◆ Exercise brief
Count every line of the material that holds the string "Warszawa". Respond with the total only.

◆ Dataset excerpts
[Start of Attachment]
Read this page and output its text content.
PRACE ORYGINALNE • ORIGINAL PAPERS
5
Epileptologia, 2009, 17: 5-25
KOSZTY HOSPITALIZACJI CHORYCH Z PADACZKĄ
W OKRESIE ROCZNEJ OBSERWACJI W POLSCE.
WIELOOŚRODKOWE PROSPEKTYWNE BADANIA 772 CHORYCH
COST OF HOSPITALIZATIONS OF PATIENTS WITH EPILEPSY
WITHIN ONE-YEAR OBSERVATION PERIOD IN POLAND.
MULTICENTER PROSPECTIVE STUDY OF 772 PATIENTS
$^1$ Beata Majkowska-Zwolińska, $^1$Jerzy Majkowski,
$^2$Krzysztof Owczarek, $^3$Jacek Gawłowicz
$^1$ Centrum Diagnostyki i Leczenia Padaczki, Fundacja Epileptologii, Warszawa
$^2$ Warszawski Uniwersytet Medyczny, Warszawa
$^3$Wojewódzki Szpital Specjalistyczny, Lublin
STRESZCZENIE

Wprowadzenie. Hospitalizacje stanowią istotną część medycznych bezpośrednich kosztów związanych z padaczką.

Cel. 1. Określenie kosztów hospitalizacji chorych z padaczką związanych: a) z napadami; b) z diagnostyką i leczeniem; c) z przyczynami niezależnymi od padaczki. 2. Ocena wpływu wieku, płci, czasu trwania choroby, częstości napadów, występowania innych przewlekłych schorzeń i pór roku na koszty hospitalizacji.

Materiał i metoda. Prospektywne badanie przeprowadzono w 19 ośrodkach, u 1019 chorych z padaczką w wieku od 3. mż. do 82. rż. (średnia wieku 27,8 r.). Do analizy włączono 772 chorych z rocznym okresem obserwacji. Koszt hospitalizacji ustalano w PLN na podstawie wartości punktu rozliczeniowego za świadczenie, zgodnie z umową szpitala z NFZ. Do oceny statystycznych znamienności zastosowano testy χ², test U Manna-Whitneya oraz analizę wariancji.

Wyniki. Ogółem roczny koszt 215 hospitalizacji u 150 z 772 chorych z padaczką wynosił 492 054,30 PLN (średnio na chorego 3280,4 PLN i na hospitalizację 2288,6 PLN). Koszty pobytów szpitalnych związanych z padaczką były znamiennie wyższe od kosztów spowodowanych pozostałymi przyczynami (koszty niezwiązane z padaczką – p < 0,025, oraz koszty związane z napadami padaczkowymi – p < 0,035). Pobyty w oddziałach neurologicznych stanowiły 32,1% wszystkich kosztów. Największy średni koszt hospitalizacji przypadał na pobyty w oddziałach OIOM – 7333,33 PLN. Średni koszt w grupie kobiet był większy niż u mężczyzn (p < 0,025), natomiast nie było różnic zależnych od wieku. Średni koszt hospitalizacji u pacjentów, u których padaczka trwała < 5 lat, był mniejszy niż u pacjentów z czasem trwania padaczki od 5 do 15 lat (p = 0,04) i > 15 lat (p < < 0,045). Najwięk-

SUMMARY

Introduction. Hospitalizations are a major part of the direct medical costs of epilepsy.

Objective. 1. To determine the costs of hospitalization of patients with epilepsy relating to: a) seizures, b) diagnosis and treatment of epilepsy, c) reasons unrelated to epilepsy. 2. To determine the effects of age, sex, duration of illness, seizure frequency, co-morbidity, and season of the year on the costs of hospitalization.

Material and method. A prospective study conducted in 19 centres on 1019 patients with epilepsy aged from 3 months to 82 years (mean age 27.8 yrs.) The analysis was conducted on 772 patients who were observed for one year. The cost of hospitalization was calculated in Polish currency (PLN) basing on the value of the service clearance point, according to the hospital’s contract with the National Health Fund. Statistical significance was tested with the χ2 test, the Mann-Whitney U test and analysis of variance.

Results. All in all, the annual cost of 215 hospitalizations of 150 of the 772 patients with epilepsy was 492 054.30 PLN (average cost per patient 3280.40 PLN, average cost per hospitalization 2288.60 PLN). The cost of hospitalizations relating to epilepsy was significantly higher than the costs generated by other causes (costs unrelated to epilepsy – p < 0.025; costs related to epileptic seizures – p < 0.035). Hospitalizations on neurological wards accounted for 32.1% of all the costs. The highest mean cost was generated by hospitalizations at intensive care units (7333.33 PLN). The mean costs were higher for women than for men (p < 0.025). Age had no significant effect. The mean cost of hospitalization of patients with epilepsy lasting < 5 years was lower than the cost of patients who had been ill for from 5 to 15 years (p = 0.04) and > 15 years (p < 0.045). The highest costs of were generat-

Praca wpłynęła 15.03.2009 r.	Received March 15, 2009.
[End of Attachment]
◆ Worked solution
2